- [Problem to solve]:
Every line must be returned precisely as it is written.

- [Dataset extract]:
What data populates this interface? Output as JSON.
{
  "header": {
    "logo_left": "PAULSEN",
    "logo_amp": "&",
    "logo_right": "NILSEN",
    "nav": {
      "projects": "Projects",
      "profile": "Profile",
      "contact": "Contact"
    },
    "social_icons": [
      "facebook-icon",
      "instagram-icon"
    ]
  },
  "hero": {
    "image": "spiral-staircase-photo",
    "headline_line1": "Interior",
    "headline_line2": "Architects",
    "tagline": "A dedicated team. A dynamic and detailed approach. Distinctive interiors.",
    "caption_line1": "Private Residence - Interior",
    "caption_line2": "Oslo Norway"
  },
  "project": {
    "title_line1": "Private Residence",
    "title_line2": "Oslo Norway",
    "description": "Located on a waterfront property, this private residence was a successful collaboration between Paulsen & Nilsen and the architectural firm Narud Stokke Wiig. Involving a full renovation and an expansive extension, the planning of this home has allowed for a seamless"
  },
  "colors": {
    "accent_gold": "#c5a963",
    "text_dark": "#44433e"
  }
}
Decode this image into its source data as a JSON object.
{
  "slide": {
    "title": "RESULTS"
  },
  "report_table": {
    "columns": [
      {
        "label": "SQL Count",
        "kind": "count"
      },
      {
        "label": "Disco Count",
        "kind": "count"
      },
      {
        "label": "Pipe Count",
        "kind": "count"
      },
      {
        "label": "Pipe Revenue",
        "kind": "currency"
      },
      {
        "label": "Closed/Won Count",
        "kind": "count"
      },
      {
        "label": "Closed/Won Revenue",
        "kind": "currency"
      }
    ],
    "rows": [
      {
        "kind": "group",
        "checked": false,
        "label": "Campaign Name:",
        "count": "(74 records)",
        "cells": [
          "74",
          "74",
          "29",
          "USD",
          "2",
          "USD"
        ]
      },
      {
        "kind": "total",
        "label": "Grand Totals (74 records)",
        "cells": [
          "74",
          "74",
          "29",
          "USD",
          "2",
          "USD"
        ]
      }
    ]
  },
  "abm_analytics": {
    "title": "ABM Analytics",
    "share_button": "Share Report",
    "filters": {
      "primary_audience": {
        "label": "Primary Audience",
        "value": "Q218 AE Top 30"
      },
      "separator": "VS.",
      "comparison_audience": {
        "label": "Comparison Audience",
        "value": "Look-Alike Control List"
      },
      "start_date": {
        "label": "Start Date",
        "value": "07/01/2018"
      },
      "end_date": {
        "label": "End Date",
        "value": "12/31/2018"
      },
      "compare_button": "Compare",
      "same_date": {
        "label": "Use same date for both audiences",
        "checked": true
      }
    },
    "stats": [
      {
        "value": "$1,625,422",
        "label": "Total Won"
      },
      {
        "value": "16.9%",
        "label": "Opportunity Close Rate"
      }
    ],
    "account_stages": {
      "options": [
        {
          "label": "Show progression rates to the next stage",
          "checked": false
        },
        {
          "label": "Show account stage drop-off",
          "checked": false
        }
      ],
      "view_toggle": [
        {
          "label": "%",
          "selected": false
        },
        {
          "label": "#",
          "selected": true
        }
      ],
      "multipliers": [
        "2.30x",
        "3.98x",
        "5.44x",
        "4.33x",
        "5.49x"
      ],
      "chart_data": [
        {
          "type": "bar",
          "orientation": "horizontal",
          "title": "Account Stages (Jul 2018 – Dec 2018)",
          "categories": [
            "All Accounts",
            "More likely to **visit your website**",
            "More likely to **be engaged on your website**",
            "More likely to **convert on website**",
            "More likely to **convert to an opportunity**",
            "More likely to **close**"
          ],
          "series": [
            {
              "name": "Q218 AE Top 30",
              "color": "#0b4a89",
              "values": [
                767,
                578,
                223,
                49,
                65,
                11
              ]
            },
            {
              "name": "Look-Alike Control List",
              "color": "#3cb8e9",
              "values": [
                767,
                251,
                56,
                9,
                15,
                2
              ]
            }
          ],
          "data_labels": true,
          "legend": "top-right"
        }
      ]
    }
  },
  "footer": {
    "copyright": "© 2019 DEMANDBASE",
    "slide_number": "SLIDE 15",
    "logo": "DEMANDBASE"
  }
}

- [Written response]:
What data populates this interface? Output as JSON.
{
  "header": {
    "logo_left": "PAULSEN",
    "logo_amp": "&",
    "logo_right": "NILSEN",
    "nav": {
      "projects": "Projects",
      "profile": "Profile",
      "contact": "Contact"
    },
    "social_icons": [
      "facebook-icon",
      "instagram-icon"
    ]
  },
  "hero": {
    "image": "spiral-staircase-photo",
    "headline_line1": "Interior",
    "headline_line2": "Architects",
    "tagline": "A dedicated team. A dynamic and detailed approach. Distinctive interiors.",
    "caption_line1": "Private Residence - Interior",
    "caption_line2": "Oslo Norway"
  },
  "project": {
    "title_line1": "Private Residence",
    "title_line2": "Oslo Norway",
    "description": "Located on a waterfront property, this private residence was a successful collaboration between Paulsen & Nilsen and the architectural firm Narud Stokke Wiig. Involving a full renovation and an expansive extension, the planning of this home has allowed for a seamless"
  },
  "colors": {
    "accent_gold": "#c5a963",
    "text_dark": "#44433e"
  }
}
Decode this image into its source data as a JSON object.
{
  "slide": {
    "title": "RESULTS"
  },
  "report_table": {
    "columns": [
      {
        "label": "SQL Count",
        "kind": "count"
      },
      {
        "label": "Disco Count",
        "kind": "count"
      },
      {
        "label": "Pipe Count",
        "kind": "count"
      },
      {
        "label": "Pipe Revenue",
        "kind": "currency"
      },
      {
        "label": "Closed/Won Count",
        "kind": "count"
      },
      {
        "label": "Closed/Won Revenue",
        "kind": "currency"
      }
    ],
    "rows": [
      {
        "kind": "group",
        "checked": false,
        "label": "Campaign Name:",
        "count": "(74 records)",
        "cells": [
          "74",
          "74",
          "29",
          "USD",
          "2",
          "USD"
        ]
      },
      {
        "kind": "total",
        "label": "Grand Totals (74 records)",
        "cells": [
          "74",
          "74",
          "29",
          "USD",
          "2",
          "USD"
        ]
      }
    ]
  },
  "abm_analytics": {
    "title": "ABM Analytics",
    "share_button": "Share Report",
    "filters": {
      "primary_audience": {
        "label": "Primary Audience",
        "value": "Q218 AE Top 30"
      },
      "separator": "VS.",
      "comparison_audience": {
        "label": "Comparison Audience",
        "value": "Look-Alike Control List"
      },
      "start_date": {
        "label": "Start Date",
        "value": "07/01/2018"
      },
      "end_date": {
        "label": "End Date",
        "value": "12/31/2018"
      },
      "compare_button": "Compare",
      "same_date": {
        "label": "Use same date for both audiences",
        "checked": true
      }
    },
    "stats": [
      {
        "value": "$1,625,422",
        "label": "Total Won"
      },
      {
        "value": "16.9%",
        "label": "Opportunity Close Rate"
      }
    ],
    "account_stages": {
      "options": [
        {
          "label": "Show progression rates to the next stage",
          "checked": false
        },
        {
          "label": "Show account stage drop-off",
          "checked": false
        }
      ],
      "view_toggle": [
        {
          "label": "%",
          "selected": false
        },
        {
          "label": "#",
          "selected": true
        }
      ],
      "multipliers": [
        "2.30x",
        "3.98x",
        "5.44x",
        "4.33x",
        "5.49x"
      ],
      "chart_data": [
        {
          "type": "bar",
          "orientation": "horizontal",
          "title": "Account Stages (Jul 2018 – Dec 2018)",
          "categories": [
            "All Accounts",
            "More likely to **visit your website**",
            "More likely to **be engaged on your website**",
            "More likely to **convert on website**",
            "More likely to **convert to an opportunity**",
            "More likely to **close**"
          ],
          "series": [
            {
              "name": "Q218 AE Top 30",
              "color": "#0b4a89",
              "values": [
                767,
                578,
                223,
                49,
                65,
                11
              ]
            },
            {
              "name": "Look-Alike Control List",
              "color": "#3cb8e9",
              "values": [
                767,
                251,
                56,
                9,
                15,
                2
              ]
            }
          ],
          "data_labels": true,
          "legend": "top-right"
        }
      ]
    }
  },
  "footer": {
    "copyright": "© 2019 DEMANDBASE",
    "slide_number": "SLIDE 15",
    "logo": "DEMANDBASE"
  }
}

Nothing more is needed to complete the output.